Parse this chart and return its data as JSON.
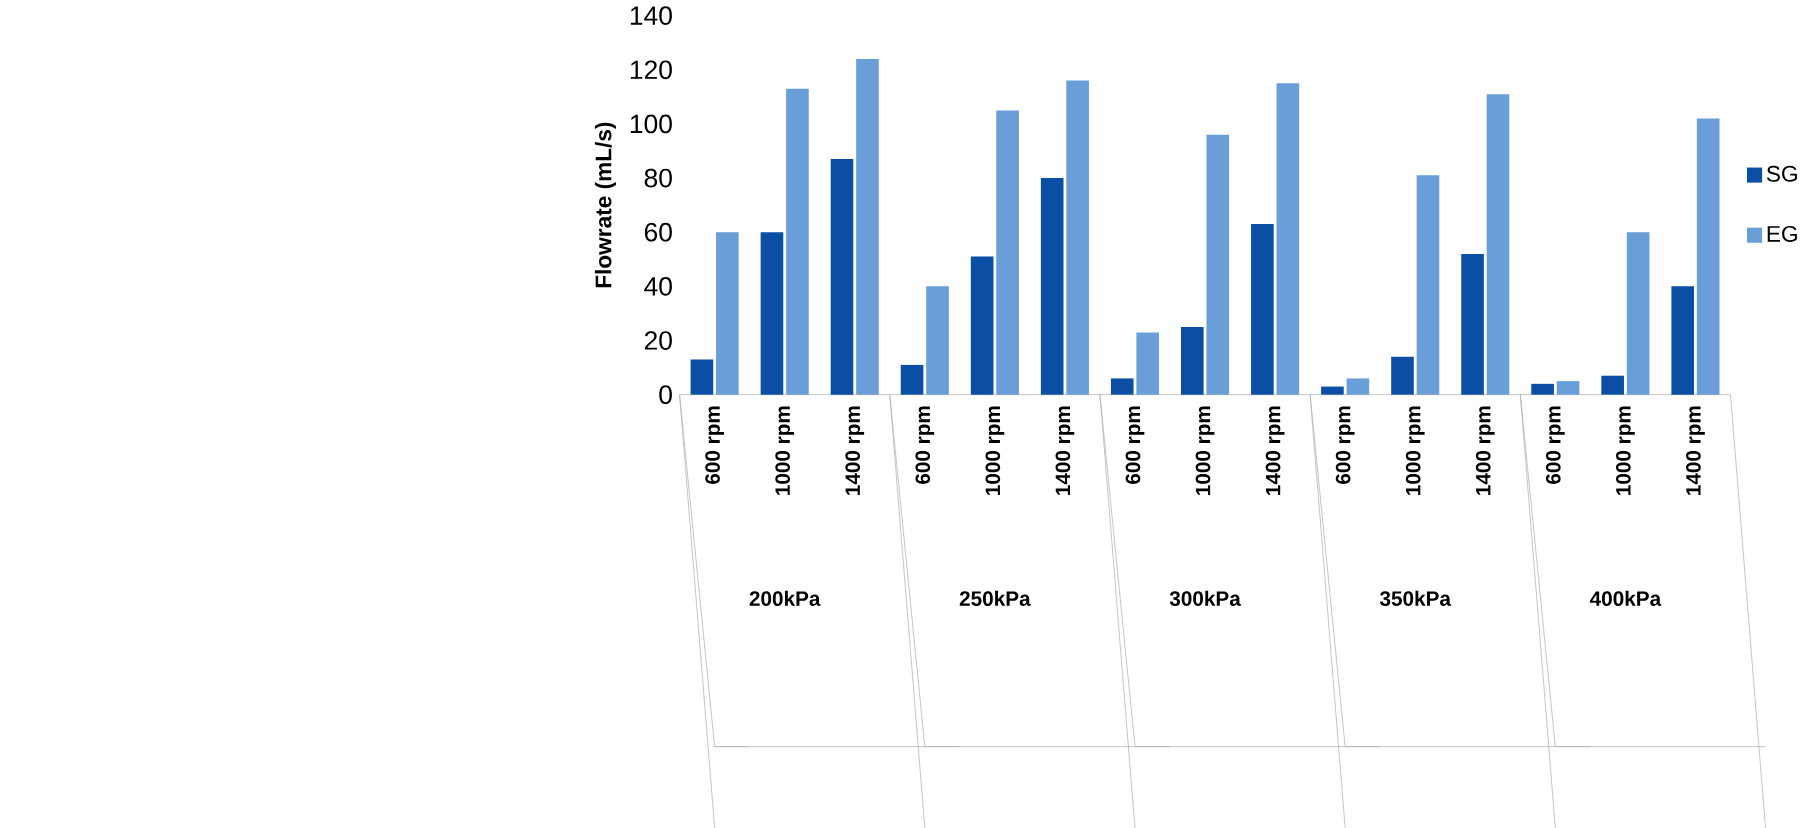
{
  "chart_data": {
    "type": "bar",
    "ylabel": "Flowrate (mL/s)",
    "categories": [
      "600 rpm",
      "1000 rpm",
      "1400 rpm",
      "600 rpm",
      "1000 rpm",
      "1400 rpm",
      "600 rpm",
      "1000 rpm",
      "1400 rpm",
      "600 rpm",
      "1000 rpm",
      "1400 rpm",
      "600 rpm",
      "1000 rpm",
      "1400 rpm"
    ],
    "annotations": [
      "200kPa",
      "250kPa",
      "300kPa",
      "350kPa",
      "400kPa"
    ],
    "series": [
      {
        "name": "SG",
        "color": "#0b4fa5",
        "values": [
          13,
          60,
          87,
          11,
          51,
          80,
          6,
          25,
          63,
          3,
          14,
          52,
          4,
          7,
          40
        ]
      },
      {
        "name": "EG",
        "color": "#6a9ed8",
        "values": [
          60,
          113,
          124,
          40,
          105,
          116,
          23,
          96,
          115,
          6,
          81,
          111,
          5,
          60,
          102
        ]
      }
    ],
    "ylim": [
      0,
      140
    ],
    "yticks": [
      0,
      20,
      40,
      60,
      80,
      100,
      120,
      140
    ],
    "grid": false,
    "legend": "right"
  }
}
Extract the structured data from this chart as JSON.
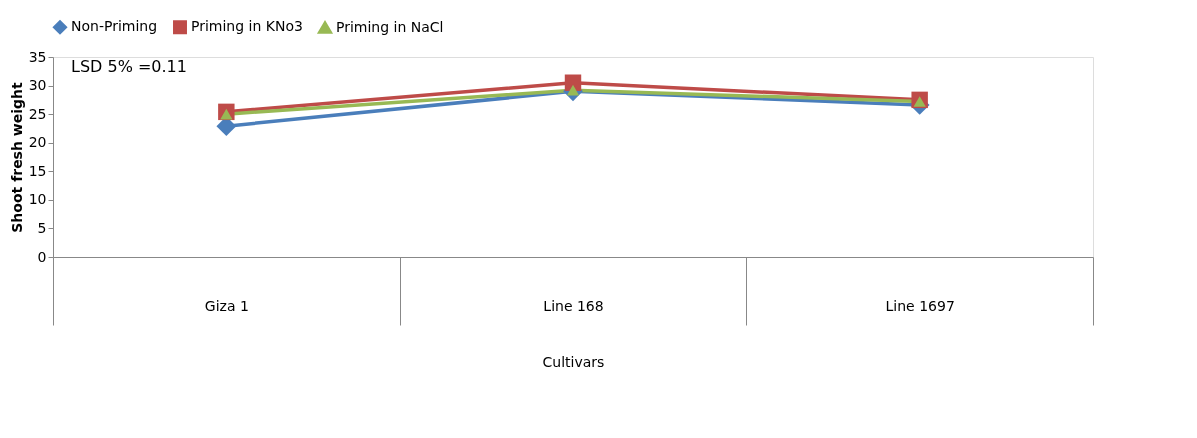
{
  "chart_data": {
    "type": "line",
    "categories": [
      "Giza 1",
      "Line 168",
      "Line 1697"
    ],
    "xlabel": "Cultivars",
    "ylabel": "Shoot fresh weight",
    "ylim": [
      0,
      35
    ],
    "yticks": [
      0,
      5,
      10,
      15,
      20,
      25,
      30,
      35
    ],
    "grid": false,
    "legend": "top",
    "annotations": [
      "LSD 5% =0.11"
    ],
    "series": [
      {
        "name": "Non-Priming",
        "color": "#4a7ebb",
        "marker": "diamond",
        "values": [
          22.9,
          29.0,
          26.6
        ]
      },
      {
        "name": "Priming in KNo3",
        "color": "#be4b48",
        "marker": "square",
        "values": [
          25.4,
          30.5,
          27.5
        ]
      },
      {
        "name": "Priming in NaCl",
        "color": "#98b954",
        "marker": "triangle",
        "values": [
          25.0,
          29.2,
          27.2
        ]
      }
    ]
  }
}
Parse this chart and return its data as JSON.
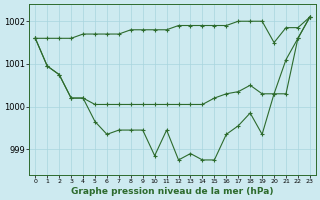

* * * * * * *

• Work instructions: Transcribe the whole listing exactly. Pictures stay out of your copy.

• Exercise output:
Parse this chart and return its data as JSON.
{
  "chart_data": {
    "type": "bar",
    "ylabel": "Flowrate (mL/s)",
    "categories": [
      "600 rpm",
      "1000 rpm",
      "1400 rpm",
      "600 rpm",
      "1000 rpm",
      "1400 rpm",
      "600 rpm",
      "1000 rpm",
      "1400 rpm",
      "600 rpm",
      "1000 rpm",
      "1400 rpm",
      "600 rpm",
      "1000 rpm",
      "1400 rpm"
    ],
    "annotations": [
      "200kPa",
      "250kPa",
      "300kPa",
      "350kPa",
      "400kPa"
    ],
    "series": [
      {
        "name": "SG",
        "color": "#0b4fa5",
        "values": [
          13,
          60,
          87,
          11,
          51,
          80,
          6,
          25,
          63,
          3,
          14,
          52,
          4,
          7,
          40
        ]
      },
      {
        "name": "EG",
        "color": "#6a9ed8",
        "values": [
          60,
          113,
          124,
          40,
          105,
          116,
          23,
          96,
          115,
          6,
          81,
          111,
          5,
          60,
          102
        ]
      }
    ],
    "ylim": [
      0,
      140
    ],
    "yticks": [
      0,
      20,
      40,
      60,
      80,
      100,
      120,
      140
    ],
    "grid": false,
    "legend": "right"
  }
}
Extract the structured data from this chart as JSON.
{
  "chart_data": {
    "type": "line",
    "categories": [
      "Giza 1",
      "Line 168",
      "Line 1697"
    ],
    "xlabel": "Cultivars",
    "ylabel": "Shoot fresh weight",
    "ylim": [
      0,
      35
    ],
    "yticks": [
      0,
      5,
      10,
      15,
      20,
      25,
      30,
      35
    ],
    "grid": false,
    "legend": "top",
    "annotations": [
      "LSD 5% =0.11"
    ],
    "series": [
      {
        "name": "Non-Priming",
        "color": "#4a7ebb",
        "marker": "diamond",
        "values": [
          22.9,
          29.0,
          26.6
        ]
      },
      {
        "name": "Priming in KNo3",
        "color": "#be4b48",
        "marker": "square",
        "values": [
          25.4,
          30.5,
          27.5
        ]
      },
      {
        "name": "Priming in NaCl",
        "color": "#98b954",
        "marker": "triangle",
        "values": [
          25.0,
          29.2,
          27.2
        ]
      }
    ]
  }
}
Parse this chart and return its data as JSON.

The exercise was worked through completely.